Stored entries
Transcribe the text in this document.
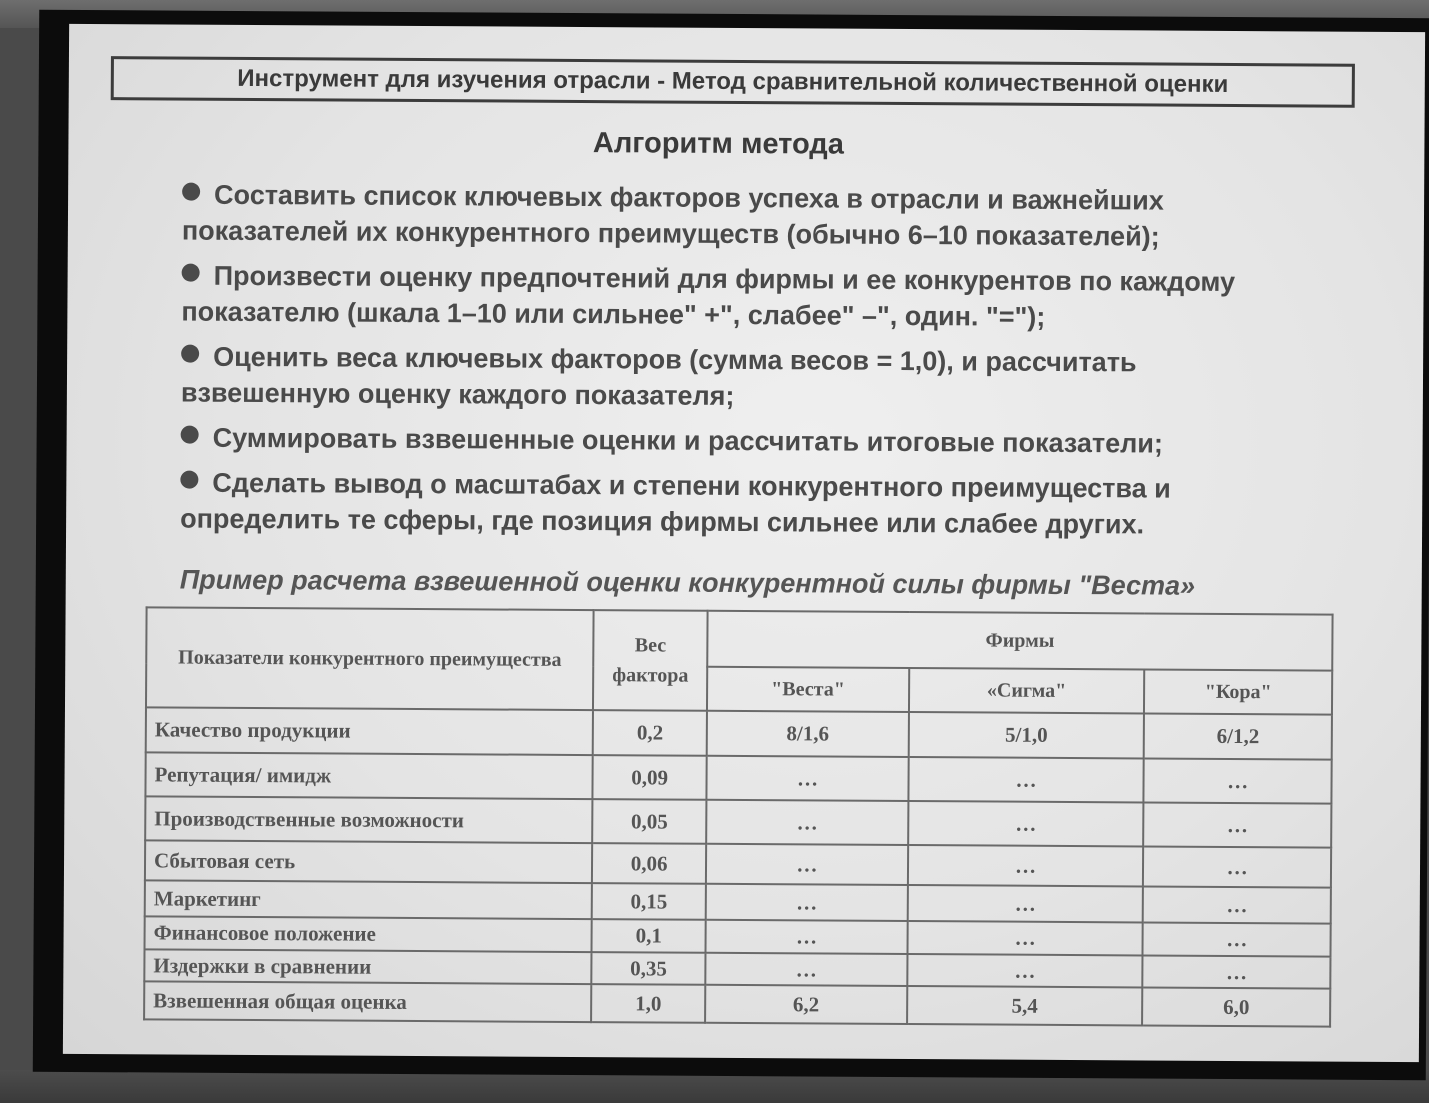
Инструмент для изучения отрасли - Метод сравнительной количественной оценки
Алгоритм метода
Составить список ключевых факторов успеха в отрасли и важнейших показателей их конкурентного преимуществ (обычно 6–10 показателей);
Произвести оценку предпочтений для фирмы и ее конкурентов по каждому показателю (шкала 1–10 или сильнее" +", слабее" –", один. "=");
Оценить веса ключевых факторов (сумма весов = 1,0), и рассчитать взвешенную оценку каждого показателя;
Суммировать взвешенные оценки и рассчитать итоговые показатели;
Сделать вывод о масштабах и степени конкурентного преимущества и определить те сферы, где позиция фирмы сильнее или слабее других.
Пример расчета взвешенной оценки конкурентной силы фирмы "Веста»
Показатели конкурентного преимущества	Вес фактора	Фирмы		
		"Веста"	«Сигма"	"Кора"
Качество продукции	0,2	8/1,6	5/1,0	6/1,2
Репутация/ имидж	0,09	…	…	…
Производственные возможности	0,05	…	…	…
Сбытовая сеть	0,06	…	…	…
Маркетинг	0,15	…	…	…
Финансовое положение	0,1	…	…	…
Издержки в сравнении	0,35	…	…	…
Взвешенная общая оценка	1,0	6,2	5,4	6,0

▶ _GIVEN REQUEST_: Identify and copy all lines with the word "рассчитать".

▶ _RESULT FOR THIS TASK_:
Оценить веса ключевых факторов (сумма весов = 1,0), и рассчитать взвешенную оценку каждого показателя;
Суммировать взвешенные оценки и рассчитать итоговые показатели;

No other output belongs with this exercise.